** start of Supplied records **
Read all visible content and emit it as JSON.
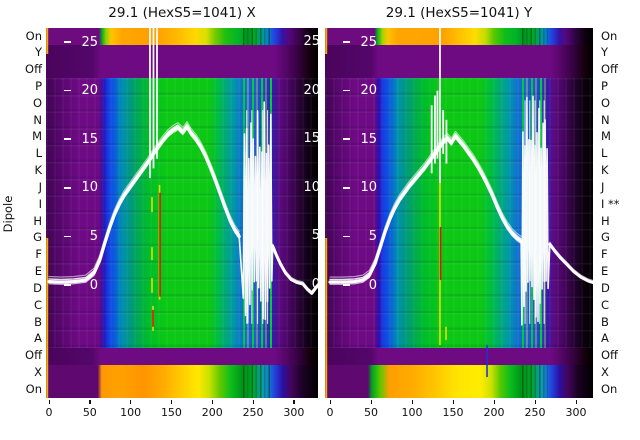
{
  "figure": {
    "titles": {
      "left": "29.1 (HexS5=1041) X",
      "right": "29.1 (HexS5=1041) Y"
    },
    "y_axis_label": "Dipole",
    "row_labels_left": [
      "On",
      "Y",
      "Off",
      "P",
      "O",
      "N",
      "M",
      "L",
      "K",
      "J",
      "I",
      "H",
      "G",
      "F",
      "E",
      "D",
      "C",
      "B",
      "A",
      "Off",
      "X",
      "On"
    ],
    "row_labels_right": [
      "On",
      "Y",
      "Off",
      "P",
      "O",
      "N",
      "M",
      "L",
      "K",
      "J",
      "I **",
      "H",
      "G",
      "F",
      "E",
      "D",
      "C",
      "B",
      "A",
      "Off",
      "X",
      "On"
    ],
    "x_tick_labels": [
      "0",
      "50",
      "100",
      "150",
      "200",
      "250",
      "300"
    ],
    "value_tick_labels": [
      "25",
      "20",
      "15",
      "10",
      "5",
      "0"
    ]
  },
  "colors": {
    "background": "#ffffff",
    "purple": "#6E0A84",
    "dark_purple": "#4A0560",
    "blue": "#1440E8",
    "teal": "#009898",
    "green": "#0CC814",
    "yellow": "#FFE000",
    "orange": "#FFA500",
    "curve_white": "#ffffff",
    "marker_red": "#DD1100",
    "marker_yellow": "#E8E000",
    "marker_blue": "#2233CC",
    "edge_line_orange": "#FFB400"
  },
  "chart_data": {
    "type": "heatmap",
    "x_range": [
      0,
      330
    ],
    "value_axis_ticks": [
      25,
      20,
      15,
      10,
      5,
      0
    ],
    "rows": [
      "On",
      "Y",
      "Off",
      "P",
      "O",
      "N",
      "M",
      "L",
      "K",
      "J",
      "I",
      "H",
      "G",
      "F",
      "E",
      "D",
      "C",
      "B",
      "A",
      "Off",
      "X",
      "On"
    ],
    "panels": [
      {
        "name": "X",
        "profile_x": [
          0,
          15,
          30,
          45,
          55,
          62,
          68,
          74,
          80,
          86,
          92,
          98,
          104,
          110,
          116,
          122,
          128,
          134,
          140,
          146,
          152,
          158,
          164,
          169,
          174,
          180,
          186,
          192,
          198,
          204,
          210,
          216,
          222,
          228,
          233
        ],
        "profile_v": [
          0.35,
          0.3,
          0.35,
          0.5,
          1.2,
          2.5,
          4.2,
          5.8,
          7.2,
          8.3,
          9.2,
          9.9,
          10.6,
          11.3,
          12.0,
          12.7,
          13.5,
          14.2,
          14.9,
          15.5,
          15.9,
          16.2,
          15.7,
          16.3,
          15.6,
          15.0,
          14.2,
          13.2,
          12.0,
          10.7,
          9.3,
          7.9,
          6.6,
          5.6,
          5.0
        ],
        "tail_x": [
          274,
          279,
          284,
          290,
          297,
          304,
          311,
          317,
          322,
          327,
          330
        ],
        "tail_v": [
          4.0,
          3.0,
          2.1,
          1.2,
          0.55,
          0.25,
          0.1,
          -0.5,
          -0.85,
          -0.3,
          0.0
        ],
        "spikes": [
          {
            "x": 123.7,
            "v": [
              11,
              27
            ]
          },
          {
            "x": 128,
            "v": [
              12,
              27
            ]
          },
          {
            "x": 132.3,
            "v": [
              13,
              27
            ]
          }
        ],
        "burst": {
          "x_range": [
            238,
            273
          ],
          "v_low": -4.5,
          "v_high": 19
        },
        "markers": [
          {
            "color": "#E8E000",
            "x": 135.4,
            "v": [
              -1.5,
              10.3
            ]
          },
          {
            "color": "#DD1100",
            "x": 136.0,
            "v": [
              -1.2,
              9.5
            ]
          },
          {
            "color": "#E8E000",
            "x": 126.2,
            "v": [
              7.5,
              9.05
            ]
          },
          {
            "color": "#E8E000",
            "x": 126.2,
            "v": [
              2.57,
              3.9
            ]
          },
          {
            "color": "#E8E000",
            "x": 126.2,
            "v": [
              -0.8,
              0.72
            ]
          },
          {
            "color": "#E8E000",
            "x": 127.4,
            "v": [
              -4.73,
              -2.16
            ]
          },
          {
            "color": "#DD1100",
            "x": 127.4,
            "v": [
              -4.3,
              -2.57
            ]
          }
        ]
      },
      {
        "name": "Y",
        "profile_x": [
          0,
          15,
          30,
          40,
          48,
          55,
          61,
          67,
          73,
          79,
          85,
          91,
          97,
          103,
          109,
          115,
          121,
          127,
          133,
          138,
          143,
          148,
          153,
          158,
          163,
          168,
          174,
          180,
          186,
          192,
          198,
          204,
          210,
          216,
          222,
          228,
          233
        ],
        "profile_v": [
          0.3,
          0.3,
          0.35,
          0.5,
          1.0,
          2.2,
          3.8,
          5.4,
          6.8,
          7.9,
          8.8,
          9.5,
          10.2,
          10.8,
          11.4,
          12.0,
          12.7,
          13.4,
          14.1,
          14.7,
          15.1,
          14.6,
          15.3,
          14.8,
          14.3,
          13.7,
          13.0,
          12.2,
          11.3,
          10.3,
          9.2,
          8.0,
          6.9,
          6.0,
          5.3,
          4.8,
          4.5
        ],
        "tail_x": [
          268,
          274,
          281,
          289,
          297,
          306,
          315,
          323,
          330
        ],
        "tail_v": [
          4.2,
          3.5,
          2.8,
          2.1,
          1.4,
          0.8,
          0.4,
          0.2,
          0.1
        ],
        "spikes": [
          {
            "x": 134.1,
            "v": [
              10.5,
              27
            ]
          },
          {
            "x": 124,
            "v": [
              11.5,
              18.5
            ]
          },
          {
            "x": 128,
            "v": [
              12.5,
              19.5
            ]
          },
          {
            "x": 131,
            "v": [
              13,
              20
            ]
          },
          {
            "x": 138,
            "v": [
              13.5,
              18
            ]
          },
          {
            "x": 142,
            "v": [
              12.5,
              17
            ]
          }
        ],
        "burst": {
          "x_range": [
            234,
            266
          ],
          "v_low": -4.5,
          "v_high": 20
        },
        "markers": [
          {
            "color": "#E8E000",
            "x": 134.1,
            "v": [
              -6.17,
              10.8
            ]
          },
          {
            "color": "#DD1100",
            "x": 134.8,
            "v": [
              0.51,
              5.97
            ]
          },
          {
            "color": "#E8E000",
            "x": 141.5,
            "v": [
              -5.66,
              -4.3
            ]
          },
          {
            "color": "#2233CC",
            "x": 191.5,
            "v": [
              -9.47,
              -6.17
            ]
          }
        ]
      }
    ]
  }
}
** end of Supplied records **
- Given task -
Leave out the pictures and output every record above precisely as given.

- Problem solution -
Read all visible content and emit it as JSON.
{
  "figure": {
    "titles": {
      "left": "29.1 (HexS5=1041) X",
      "right": "29.1 (HexS5=1041) Y"
    },
    "y_axis_label": "Dipole",
    "row_labels_left": [
      "On",
      "Y",
      "Off",
      "P",
      "O",
      "N",
      "M",
      "L",
      "K",
      "J",
      "I",
      "H",
      "G",
      "F",
      "E",
      "D",
      "C",
      "B",
      "A",
      "Off",
      "X",
      "On"
    ],
    "row_labels_right": [
      "On",
      "Y",
      "Off",
      "P",
      "O",
      "N",
      "M",
      "L",
      "K",
      "J",
      "I **",
      "H",
      "G",
      "F",
      "E",
      "D",
      "C",
      "B",
      "A",
      "Off",
      "X",
      "On"
    ],
    "x_tick_labels": [
      "0",
      "50",
      "100",
      "150",
      "200",
      "250",
      "300"
    ],
    "value_tick_labels": [
      "25",
      "20",
      "15",
      "10",
      "5",
      "0"
    ]
  },
  "colors": {
    "background": "#ffffff",
    "purple": "#6E0A84",
    "dark_purple": "#4A0560",
    "blue": "#1440E8",
    "teal": "#009898",
    "green": "#0CC814",
    "yellow": "#FFE000",
    "orange": "#FFA500",
    "curve_white": "#ffffff",
    "marker_red": "#DD1100",
    "marker_yellow": "#E8E000",
    "marker_blue": "#2233CC",
    "edge_line_orange": "#FFB400"
  },
  "chart_data": {
    "type": "heatmap",
    "x_range": [
      0,
      330
    ],
    "value_axis_ticks": [
      25,
      20,
      15,
      10,
      5,
      0
    ],
    "rows": [
      "On",
      "Y",
      "Off",
      "P",
      "O",
      "N",
      "M",
      "L",
      "K",
      "J",
      "I",
      "H",
      "G",
      "F",
      "E",
      "D",
      "C",
      "B",
      "A",
      "Off",
      "X",
      "On"
    ],
    "panels": [
      {
        "name": "X",
        "profile_x": [
          0,
          15,
          30,
          45,
          55,
          62,
          68,
          74,
          80,
          86,
          92,
          98,
          104,
          110,
          116,
          122,
          128,
          134,
          140,
          146,
          152,
          158,
          164,
          169,
          174,
          180,
          186,
          192,
          198,
          204,
          210,
          216,
          222,
          228,
          233
        ],
        "profile_v": [
          0.35,
          0.3,
          0.35,
          0.5,
          1.2,
          2.5,
          4.2,
          5.8,
          7.2,
          8.3,
          9.2,
          9.9,
          10.6,
          11.3,
          12.0,
          12.7,
          13.5,
          14.2,
          14.9,
          15.5,
          15.9,
          16.2,
          15.7,
          16.3,
          15.6,
          15.0,
          14.2,
          13.2,
          12.0,
          10.7,
          9.3,
          7.9,
          6.6,
          5.6,
          5.0
        ],
        "tail_x": [
          274,
          279,
          284,
          290,
          297,
          304,
          311,
          317,
          322,
          327,
          330
        ],
        "tail_v": [
          4.0,
          3.0,
          2.1,
          1.2,
          0.55,
          0.25,
          0.1,
          -0.5,
          -0.85,
          -0.3,
          0.0
        ],
        "spikes": [
          {
            "x": 123.7,
            "v": [
              11,
              27
            ]
          },
          {
            "x": 128,
            "v": [
              12,
              27
            ]
          },
          {
            "x": 132.3,
            "v": [
              13,
              27
            ]
          }
        ],
        "burst": {
          "x_range": [
            238,
            273
          ],
          "v_low": -4.5,
          "v_high": 19
        },
        "markers": [
          {
            "color": "#E8E000",
            "x": 135.4,
            "v": [
              -1.5,
              10.3
            ]
          },
          {
            "color": "#DD1100",
            "x": 136.0,
            "v": [
              -1.2,
              9.5
            ]
          },
          {
            "color": "#E8E000",
            "x": 126.2,
            "v": [
              7.5,
              9.05
            ]
          },
          {
            "color": "#E8E000",
            "x": 126.2,
            "v": [
              2.57,
              3.9
            ]
          },
          {
            "color": "#E8E000",
            "x": 126.2,
            "v": [
              -0.8,
              0.72
            ]
          },
          {
            "color": "#E8E000",
            "x": 127.4,
            "v": [
              -4.73,
              -2.16
            ]
          },
          {
            "color": "#DD1100",
            "x": 127.4,
            "v": [
              -4.3,
              -2.57
            ]
          }
        ]
      },
      {
        "name": "Y",
        "profile_x": [
          0,
          15,
          30,
          40,
          48,
          55,
          61,
          67,
          73,
          79,
          85,
          91,
          97,
          103,
          109,
          115,
          121,
          127,
          133,
          138,
          143,
          148,
          153,
          158,
          163,
          168,
          174,
          180,
          186,
          192,
          198,
          204,
          210,
          216,
          222,
          228,
          233
        ],
        "profile_v": [
          0.3,
          0.3,
          0.35,
          0.5,
          1.0,
          2.2,
          3.8,
          5.4,
          6.8,
          7.9,
          8.8,
          9.5,
          10.2,
          10.8,
          11.4,
          12.0,
          12.7,
          13.4,
          14.1,
          14.7,
          15.1,
          14.6,
          15.3,
          14.8,
          14.3,
          13.7,
          13.0,
          12.2,
          11.3,
          10.3,
          9.2,
          8.0,
          6.9,
          6.0,
          5.3,
          4.8,
          4.5
        ],
        "tail_x": [
          268,
          274,
          281,
          289,
          297,
          306,
          315,
          323,
          330
        ],
        "tail_v": [
          4.2,
          3.5,
          2.8,
          2.1,
          1.4,
          0.8,
          0.4,
          0.2,
          0.1
        ],
        "spikes": [
          {
            "x": 134.1,
            "v": [
              10.5,
              27
            ]
          },
          {
            "x": 124,
            "v": [
              11.5,
              18.5
            ]
          },
          {
            "x": 128,
            "v": [
              12.5,
              19.5
            ]
          },
          {
            "x": 131,
            "v": [
              13,
              20
            ]
          },
          {
            "x": 138,
            "v": [
              13.5,
              18
            ]
          },
          {
            "x": 142,
            "v": [
              12.5,
              17
            ]
          }
        ],
        "burst": {
          "x_range": [
            234,
            266
          ],
          "v_low": -4.5,
          "v_high": 20
        },
        "markers": [
          {
            "color": "#E8E000",
            "x": 134.1,
            "v": [
              -6.17,
              10.8
            ]
          },
          {
            "color": "#DD1100",
            "x": 134.8,
            "v": [
              0.51,
              5.97
            ]
          },
          {
            "color": "#E8E000",
            "x": 141.5,
            "v": [
              -5.66,
              -4.3
            ]
          },
          {
            "color": "#2233CC",
            "x": 191.5,
            "v": [
              -9.47,
              -6.17
            ]
          }
        ]
      }
    ]
  }
}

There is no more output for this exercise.